Dataset rows about figures:
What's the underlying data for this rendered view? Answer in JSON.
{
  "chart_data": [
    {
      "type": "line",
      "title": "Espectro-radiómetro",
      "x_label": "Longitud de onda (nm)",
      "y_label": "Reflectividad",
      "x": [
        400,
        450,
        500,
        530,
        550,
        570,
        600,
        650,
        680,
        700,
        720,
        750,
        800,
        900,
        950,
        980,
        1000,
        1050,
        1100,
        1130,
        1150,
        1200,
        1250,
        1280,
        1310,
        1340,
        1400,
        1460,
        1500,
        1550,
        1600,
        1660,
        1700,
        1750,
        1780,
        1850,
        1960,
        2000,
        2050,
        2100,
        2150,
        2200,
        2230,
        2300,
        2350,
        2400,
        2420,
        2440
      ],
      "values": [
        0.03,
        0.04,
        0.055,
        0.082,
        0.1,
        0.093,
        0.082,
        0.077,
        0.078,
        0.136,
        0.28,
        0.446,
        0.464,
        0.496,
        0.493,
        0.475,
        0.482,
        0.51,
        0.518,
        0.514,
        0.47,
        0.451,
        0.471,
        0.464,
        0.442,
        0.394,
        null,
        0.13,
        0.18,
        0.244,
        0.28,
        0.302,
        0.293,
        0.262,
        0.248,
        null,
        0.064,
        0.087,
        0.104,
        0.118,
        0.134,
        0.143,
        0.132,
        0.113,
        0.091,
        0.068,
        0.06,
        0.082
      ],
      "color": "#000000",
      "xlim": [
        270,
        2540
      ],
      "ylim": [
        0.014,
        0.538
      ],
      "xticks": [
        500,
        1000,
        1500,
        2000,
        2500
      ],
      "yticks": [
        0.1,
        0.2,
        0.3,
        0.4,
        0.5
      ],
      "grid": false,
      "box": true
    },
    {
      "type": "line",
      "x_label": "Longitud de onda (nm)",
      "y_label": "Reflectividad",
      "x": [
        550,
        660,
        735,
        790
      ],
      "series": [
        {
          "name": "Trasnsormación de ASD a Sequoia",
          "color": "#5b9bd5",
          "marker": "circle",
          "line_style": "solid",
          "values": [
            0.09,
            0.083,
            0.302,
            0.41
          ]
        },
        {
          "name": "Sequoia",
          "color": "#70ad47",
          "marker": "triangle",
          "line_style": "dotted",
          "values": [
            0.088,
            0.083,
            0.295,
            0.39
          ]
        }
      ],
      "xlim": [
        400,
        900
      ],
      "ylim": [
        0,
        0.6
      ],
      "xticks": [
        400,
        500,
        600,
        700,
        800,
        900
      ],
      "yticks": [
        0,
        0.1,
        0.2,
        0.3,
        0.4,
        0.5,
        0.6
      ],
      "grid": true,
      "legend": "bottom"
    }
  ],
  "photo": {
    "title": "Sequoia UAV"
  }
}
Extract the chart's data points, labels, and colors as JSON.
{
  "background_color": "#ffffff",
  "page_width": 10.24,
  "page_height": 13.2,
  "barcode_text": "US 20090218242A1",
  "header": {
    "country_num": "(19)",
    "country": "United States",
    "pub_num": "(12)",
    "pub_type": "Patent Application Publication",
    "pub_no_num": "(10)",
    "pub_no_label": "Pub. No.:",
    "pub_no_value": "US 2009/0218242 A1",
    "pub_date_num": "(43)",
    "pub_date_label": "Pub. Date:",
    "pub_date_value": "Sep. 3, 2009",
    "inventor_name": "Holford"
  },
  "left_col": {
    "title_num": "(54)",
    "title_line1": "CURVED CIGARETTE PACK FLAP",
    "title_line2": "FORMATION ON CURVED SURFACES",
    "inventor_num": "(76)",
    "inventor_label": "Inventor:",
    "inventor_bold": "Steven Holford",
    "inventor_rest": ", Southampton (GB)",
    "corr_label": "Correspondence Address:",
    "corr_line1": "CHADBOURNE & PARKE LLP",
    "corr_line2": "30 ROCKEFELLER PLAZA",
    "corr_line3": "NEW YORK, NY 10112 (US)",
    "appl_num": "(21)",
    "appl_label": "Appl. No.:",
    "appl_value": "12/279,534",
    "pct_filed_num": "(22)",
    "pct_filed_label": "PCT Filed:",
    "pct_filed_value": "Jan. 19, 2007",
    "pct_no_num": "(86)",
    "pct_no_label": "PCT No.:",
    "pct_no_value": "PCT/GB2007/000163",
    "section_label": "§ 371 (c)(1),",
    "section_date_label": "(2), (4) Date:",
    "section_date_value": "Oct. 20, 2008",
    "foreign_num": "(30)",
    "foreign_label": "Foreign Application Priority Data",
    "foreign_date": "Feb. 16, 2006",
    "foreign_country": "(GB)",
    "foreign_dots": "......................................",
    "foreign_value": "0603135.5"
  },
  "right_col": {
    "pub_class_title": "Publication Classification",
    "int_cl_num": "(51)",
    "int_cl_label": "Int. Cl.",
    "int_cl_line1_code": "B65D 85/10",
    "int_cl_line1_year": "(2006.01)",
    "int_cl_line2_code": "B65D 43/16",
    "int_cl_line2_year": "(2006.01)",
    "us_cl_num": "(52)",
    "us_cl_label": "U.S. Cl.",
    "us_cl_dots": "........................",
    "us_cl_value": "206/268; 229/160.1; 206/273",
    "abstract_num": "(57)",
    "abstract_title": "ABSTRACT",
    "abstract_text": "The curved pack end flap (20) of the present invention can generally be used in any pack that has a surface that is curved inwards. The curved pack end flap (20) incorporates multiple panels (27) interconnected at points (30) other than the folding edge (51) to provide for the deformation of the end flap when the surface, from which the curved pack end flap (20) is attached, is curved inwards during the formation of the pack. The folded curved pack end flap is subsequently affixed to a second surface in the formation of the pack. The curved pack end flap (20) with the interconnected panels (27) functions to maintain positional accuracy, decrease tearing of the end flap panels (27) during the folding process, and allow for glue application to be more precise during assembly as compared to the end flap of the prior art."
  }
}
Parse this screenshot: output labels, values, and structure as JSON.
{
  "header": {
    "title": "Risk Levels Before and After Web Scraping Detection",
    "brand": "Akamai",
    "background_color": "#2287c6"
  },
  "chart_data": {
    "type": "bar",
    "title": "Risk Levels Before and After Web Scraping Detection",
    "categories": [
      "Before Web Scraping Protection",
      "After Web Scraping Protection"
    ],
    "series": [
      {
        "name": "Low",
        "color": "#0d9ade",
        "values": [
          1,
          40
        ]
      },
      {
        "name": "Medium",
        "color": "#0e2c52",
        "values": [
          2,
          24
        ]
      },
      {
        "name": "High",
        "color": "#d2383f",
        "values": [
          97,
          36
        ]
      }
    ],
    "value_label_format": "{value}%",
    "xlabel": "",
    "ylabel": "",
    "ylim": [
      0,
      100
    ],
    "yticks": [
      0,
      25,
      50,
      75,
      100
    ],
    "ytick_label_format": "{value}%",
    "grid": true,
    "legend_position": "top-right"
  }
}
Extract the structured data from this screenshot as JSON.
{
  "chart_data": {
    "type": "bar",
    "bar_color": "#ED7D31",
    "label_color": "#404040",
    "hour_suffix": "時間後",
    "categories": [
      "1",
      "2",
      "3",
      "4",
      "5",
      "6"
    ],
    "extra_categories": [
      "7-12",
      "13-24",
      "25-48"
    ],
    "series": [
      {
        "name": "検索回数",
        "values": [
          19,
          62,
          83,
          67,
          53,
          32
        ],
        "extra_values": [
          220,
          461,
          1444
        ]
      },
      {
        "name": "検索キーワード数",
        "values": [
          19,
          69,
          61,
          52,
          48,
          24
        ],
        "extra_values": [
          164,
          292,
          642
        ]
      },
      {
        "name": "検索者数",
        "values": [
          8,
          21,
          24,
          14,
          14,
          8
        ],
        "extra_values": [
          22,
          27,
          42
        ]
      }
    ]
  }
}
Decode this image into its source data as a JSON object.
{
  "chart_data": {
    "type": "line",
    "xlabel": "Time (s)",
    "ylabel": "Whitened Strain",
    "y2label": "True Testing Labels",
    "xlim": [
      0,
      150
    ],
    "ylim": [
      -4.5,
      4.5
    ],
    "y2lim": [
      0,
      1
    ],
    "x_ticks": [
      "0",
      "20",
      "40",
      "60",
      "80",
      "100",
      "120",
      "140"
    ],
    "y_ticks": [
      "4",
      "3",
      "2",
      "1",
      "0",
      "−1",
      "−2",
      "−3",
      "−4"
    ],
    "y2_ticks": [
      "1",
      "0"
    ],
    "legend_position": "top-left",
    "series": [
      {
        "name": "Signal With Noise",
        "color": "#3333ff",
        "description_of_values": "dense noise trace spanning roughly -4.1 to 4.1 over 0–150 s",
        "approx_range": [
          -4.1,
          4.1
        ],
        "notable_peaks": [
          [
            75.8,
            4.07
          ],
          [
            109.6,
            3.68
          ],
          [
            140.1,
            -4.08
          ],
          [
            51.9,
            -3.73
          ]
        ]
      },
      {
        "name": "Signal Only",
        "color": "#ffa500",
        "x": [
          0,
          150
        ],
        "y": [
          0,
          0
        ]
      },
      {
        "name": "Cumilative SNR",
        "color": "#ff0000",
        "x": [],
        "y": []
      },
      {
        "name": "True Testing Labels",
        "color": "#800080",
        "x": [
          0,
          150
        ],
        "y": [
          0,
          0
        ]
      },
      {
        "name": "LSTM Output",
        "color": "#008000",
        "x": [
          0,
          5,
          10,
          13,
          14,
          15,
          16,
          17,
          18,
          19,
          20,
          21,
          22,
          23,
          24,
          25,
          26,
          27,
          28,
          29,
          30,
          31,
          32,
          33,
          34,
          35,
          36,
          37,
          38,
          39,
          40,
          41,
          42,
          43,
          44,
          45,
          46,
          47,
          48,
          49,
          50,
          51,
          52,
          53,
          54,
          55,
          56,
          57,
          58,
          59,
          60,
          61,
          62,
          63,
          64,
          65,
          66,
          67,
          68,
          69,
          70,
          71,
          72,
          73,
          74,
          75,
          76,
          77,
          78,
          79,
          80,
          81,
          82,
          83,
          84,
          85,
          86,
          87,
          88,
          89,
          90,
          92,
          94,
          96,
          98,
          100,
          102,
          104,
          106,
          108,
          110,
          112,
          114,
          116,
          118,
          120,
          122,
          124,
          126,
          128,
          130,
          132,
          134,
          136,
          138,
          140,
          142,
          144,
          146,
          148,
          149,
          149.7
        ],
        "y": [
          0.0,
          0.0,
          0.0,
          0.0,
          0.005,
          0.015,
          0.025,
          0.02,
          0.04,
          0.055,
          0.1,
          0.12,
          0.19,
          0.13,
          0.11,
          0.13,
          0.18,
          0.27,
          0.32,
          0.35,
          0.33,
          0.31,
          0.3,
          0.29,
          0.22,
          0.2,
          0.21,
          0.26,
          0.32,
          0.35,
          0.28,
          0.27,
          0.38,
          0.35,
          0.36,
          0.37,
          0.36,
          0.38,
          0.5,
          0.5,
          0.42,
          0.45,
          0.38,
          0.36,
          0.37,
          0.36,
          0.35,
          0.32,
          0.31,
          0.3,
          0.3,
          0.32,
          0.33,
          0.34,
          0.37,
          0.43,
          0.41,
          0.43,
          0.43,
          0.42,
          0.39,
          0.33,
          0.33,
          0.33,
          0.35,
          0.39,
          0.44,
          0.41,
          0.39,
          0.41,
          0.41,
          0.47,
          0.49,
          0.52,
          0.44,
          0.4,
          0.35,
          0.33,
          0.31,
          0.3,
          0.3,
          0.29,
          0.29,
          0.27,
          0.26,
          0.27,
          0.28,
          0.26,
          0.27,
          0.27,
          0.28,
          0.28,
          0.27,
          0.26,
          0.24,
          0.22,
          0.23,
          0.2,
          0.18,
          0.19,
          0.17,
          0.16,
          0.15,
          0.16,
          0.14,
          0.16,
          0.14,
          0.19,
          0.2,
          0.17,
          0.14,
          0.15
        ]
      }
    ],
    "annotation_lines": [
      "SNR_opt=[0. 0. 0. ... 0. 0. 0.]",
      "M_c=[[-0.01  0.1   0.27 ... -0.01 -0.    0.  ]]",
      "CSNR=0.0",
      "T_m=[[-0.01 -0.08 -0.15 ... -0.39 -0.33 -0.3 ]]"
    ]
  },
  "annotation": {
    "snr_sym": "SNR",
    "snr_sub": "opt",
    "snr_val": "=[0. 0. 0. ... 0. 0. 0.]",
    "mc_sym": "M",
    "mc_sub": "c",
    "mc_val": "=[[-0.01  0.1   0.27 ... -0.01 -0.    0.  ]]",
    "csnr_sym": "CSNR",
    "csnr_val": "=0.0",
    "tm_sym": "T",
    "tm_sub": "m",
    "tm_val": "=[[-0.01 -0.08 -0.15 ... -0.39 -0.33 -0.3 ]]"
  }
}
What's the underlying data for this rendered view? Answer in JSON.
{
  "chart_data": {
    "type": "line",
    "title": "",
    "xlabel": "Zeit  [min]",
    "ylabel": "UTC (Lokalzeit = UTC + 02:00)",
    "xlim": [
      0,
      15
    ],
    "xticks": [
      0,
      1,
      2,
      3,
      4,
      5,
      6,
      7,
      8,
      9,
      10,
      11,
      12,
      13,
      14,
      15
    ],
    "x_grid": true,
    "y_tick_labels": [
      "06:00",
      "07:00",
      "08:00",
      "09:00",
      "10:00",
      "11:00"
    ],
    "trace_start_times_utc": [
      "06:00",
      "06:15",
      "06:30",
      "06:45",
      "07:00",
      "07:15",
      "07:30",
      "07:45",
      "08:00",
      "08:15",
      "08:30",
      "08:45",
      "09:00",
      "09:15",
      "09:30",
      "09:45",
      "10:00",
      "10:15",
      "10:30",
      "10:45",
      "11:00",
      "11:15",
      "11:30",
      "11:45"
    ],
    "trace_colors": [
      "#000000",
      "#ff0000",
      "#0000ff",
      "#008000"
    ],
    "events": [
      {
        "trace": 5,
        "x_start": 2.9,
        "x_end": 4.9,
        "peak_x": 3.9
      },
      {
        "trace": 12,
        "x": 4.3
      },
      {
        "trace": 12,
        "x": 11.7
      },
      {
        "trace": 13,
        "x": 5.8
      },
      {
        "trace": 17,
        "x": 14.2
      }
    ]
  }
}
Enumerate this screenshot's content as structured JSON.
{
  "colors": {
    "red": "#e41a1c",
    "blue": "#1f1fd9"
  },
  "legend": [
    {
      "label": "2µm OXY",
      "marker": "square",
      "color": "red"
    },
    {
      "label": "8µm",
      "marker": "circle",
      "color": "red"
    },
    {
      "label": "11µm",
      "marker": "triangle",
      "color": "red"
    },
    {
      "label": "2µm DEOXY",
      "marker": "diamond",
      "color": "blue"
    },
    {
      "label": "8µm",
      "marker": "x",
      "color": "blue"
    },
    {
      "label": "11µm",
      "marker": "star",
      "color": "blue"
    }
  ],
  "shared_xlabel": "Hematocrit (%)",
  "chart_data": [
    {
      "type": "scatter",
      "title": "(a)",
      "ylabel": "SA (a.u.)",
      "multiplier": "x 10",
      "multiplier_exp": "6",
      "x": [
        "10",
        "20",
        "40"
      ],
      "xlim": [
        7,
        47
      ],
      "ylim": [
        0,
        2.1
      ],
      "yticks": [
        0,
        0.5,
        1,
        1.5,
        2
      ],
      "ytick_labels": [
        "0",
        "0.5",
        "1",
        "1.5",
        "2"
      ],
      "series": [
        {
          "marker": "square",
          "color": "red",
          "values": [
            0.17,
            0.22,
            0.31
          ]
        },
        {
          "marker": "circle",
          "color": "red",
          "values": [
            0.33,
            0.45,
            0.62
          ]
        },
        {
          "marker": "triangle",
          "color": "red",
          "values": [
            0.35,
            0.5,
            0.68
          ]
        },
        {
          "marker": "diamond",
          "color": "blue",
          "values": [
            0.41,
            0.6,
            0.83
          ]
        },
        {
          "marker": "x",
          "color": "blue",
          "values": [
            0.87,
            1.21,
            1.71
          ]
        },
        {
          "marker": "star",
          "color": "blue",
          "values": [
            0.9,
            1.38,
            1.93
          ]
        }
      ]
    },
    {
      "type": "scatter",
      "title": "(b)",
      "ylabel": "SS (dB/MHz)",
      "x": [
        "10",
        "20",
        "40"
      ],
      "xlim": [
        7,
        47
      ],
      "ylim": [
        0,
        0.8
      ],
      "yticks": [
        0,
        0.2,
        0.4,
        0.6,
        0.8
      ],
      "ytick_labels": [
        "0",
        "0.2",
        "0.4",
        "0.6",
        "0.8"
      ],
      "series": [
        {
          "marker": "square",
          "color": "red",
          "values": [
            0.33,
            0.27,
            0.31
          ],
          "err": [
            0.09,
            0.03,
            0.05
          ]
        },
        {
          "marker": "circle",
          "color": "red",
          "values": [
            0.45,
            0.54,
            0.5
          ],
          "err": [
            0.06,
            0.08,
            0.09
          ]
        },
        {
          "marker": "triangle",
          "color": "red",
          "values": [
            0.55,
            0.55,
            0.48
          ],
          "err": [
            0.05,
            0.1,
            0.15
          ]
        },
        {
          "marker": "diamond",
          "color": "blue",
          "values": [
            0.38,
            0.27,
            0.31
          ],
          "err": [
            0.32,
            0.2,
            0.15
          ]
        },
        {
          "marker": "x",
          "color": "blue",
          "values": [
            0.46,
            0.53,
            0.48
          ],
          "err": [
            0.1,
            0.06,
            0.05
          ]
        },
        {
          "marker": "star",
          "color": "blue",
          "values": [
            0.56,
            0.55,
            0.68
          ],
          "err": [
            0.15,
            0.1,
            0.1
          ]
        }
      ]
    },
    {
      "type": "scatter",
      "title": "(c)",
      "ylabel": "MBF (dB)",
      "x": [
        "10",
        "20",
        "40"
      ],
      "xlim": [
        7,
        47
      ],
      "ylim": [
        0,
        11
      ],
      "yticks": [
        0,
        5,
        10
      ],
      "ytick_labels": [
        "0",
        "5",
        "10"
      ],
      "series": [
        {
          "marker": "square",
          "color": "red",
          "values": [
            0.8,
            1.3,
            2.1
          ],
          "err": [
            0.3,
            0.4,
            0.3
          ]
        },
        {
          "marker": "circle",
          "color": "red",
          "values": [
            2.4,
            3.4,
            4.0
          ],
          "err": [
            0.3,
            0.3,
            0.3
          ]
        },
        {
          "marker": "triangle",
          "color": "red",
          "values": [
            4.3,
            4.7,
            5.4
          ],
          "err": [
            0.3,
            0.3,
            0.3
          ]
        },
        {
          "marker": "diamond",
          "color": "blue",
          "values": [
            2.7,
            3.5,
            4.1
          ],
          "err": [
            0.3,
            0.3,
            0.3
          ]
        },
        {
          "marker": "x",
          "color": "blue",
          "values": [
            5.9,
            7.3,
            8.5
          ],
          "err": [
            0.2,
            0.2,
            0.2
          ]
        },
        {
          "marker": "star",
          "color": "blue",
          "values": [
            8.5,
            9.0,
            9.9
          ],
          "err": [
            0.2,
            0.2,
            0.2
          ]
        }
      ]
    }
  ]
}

* INSTRUCTIONS TO FOLLOW:
Go through the records above, find every line with the word "Publication", and list those lines.

* FINAL ANSWER:
    "pub_type": "Patent Application Publication",
    "pub_class_title": "Publication Classification",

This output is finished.